Task requirements:
What you produce should match the records exactly, line for line.

[Dataset rows of page text]
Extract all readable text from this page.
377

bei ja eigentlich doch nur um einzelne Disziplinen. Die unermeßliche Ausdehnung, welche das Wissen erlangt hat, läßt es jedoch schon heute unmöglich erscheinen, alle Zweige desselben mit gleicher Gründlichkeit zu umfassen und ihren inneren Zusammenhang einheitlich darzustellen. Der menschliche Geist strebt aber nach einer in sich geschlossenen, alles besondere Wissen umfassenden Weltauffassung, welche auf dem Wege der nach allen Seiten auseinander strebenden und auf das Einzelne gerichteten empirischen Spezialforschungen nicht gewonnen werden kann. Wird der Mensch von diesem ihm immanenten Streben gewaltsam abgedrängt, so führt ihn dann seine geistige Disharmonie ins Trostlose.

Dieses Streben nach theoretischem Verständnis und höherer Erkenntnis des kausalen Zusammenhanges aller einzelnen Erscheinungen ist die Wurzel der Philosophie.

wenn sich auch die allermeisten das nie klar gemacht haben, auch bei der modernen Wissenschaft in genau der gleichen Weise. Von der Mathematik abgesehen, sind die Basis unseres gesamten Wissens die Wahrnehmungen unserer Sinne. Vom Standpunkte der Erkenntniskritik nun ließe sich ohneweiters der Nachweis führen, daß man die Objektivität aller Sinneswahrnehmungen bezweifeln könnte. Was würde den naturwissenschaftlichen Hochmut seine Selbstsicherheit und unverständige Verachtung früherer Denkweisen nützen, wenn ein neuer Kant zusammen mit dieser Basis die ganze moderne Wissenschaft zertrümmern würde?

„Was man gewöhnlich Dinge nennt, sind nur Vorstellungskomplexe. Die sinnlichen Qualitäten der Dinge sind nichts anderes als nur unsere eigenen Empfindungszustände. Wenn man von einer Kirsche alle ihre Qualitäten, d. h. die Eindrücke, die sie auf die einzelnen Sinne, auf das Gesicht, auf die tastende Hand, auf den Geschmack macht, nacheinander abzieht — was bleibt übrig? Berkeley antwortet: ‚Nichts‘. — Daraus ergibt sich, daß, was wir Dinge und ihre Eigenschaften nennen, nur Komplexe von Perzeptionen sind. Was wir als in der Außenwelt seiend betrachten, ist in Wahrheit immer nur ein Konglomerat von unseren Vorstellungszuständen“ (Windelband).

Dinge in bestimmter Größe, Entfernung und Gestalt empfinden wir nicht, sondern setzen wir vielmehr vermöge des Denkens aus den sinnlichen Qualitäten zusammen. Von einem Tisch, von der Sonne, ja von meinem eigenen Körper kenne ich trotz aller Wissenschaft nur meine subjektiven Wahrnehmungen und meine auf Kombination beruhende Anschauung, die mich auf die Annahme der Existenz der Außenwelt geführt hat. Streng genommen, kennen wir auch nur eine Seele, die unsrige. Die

Written response:
Extract all readable text from this page.
377

bei ja eigentlich doch nur um einzelne Disziplinen. Die unermeßliche Ausdehnung, welche das Wissen erlangt hat, läßt es jedoch schon heute unmöglich erscheinen, alle Zweige desselben mit gleicher Gründlichkeit zu umfassen und ihren inneren Zusammenhang einheitlich darzustellen. Der menschliche Geist strebt aber nach einer in sich geschlossenen, alles besondere Wissen umfassenden Weltauffassung, welche auf dem Wege der nach allen Seiten auseinander strebenden und auf das Einzelne gerichteten empirischen Spezialforschungen nicht gewonnen werden kann. Wird der Mensch von diesem ihm immanenten Streben gewaltsam abgedrängt, so führt ihn dann seine geistige Disharmonie ins Trostlose.

Dieses Streben nach theoretischem Verständnis und höherer Erkenntnis des kausalen Zusammenhanges aller einzelnen Erscheinungen ist die Wurzel der Philosophie.

wenn sich auch die allermeisten das nie klar gemacht haben, auch bei der modernen Wissenschaft in genau der gleichen Weise. Von der Mathematik abgesehen, sind die Basis unseres gesamten Wissens die Wahrnehmungen unserer Sinne. Vom Standpunkte der Erkenntniskritik nun ließe sich ohneweiters der Nachweis führen, daß man die Objektivität aller Sinneswahrnehmungen bezweifeln könnte. Was würde den naturwissenschaftlichen Hochmut seine Selbstsicherheit und unverständige Verachtung früherer Denkweisen nützen, wenn ein neuer Kant zusammen mit dieser Basis die ganze moderne Wissenschaft zertrümmern würde?

„Was man gewöhnlich Dinge nennt, sind nur Vorstellungskomplexe. Die sinnlichen Qualitäten der Dinge sind nichts anderes als nur unsere eigenen Empfindungszustände. Wenn man von einer Kirsche alle ihre Qualitäten, d. h. die Eindrücke, die sie auf die einzelnen Sinne, auf das Gesicht, auf die tastende Hand, auf den Geschmack macht, nacheinander abzieht — was bleibt übrig? Berkeley antwortet: ‚Nichts‘. — Daraus ergibt sich, daß, was wir Dinge und ihre Eigenschaften nennen, nur Komplexe von Perzeptionen sind. Was wir als in der Außenwelt seiend betrachten, ist in Wahrheit immer nur ein Konglomerat von unseren Vorstellungszuständen“ (Windelband).

Dinge in bestimmter Größe, Entfernung und Gestalt empfinden wir nicht, sondern setzen wir vielmehr vermöge des Denkens aus den sinnlichen Qualitäten zusammen. Von einem Tisch, von der Sonne, ja von meinem eigenen Körper kenne ich trotz aller Wissenschaft nur meine subjektiven Wahrnehmungen und meine auf Kombination beruhende Anschauung, die mich auf die Annahme der Existenz der Außenwelt geführt hat. Streng genommen, kennen wir auch nur eine Seele, die unsrige. Die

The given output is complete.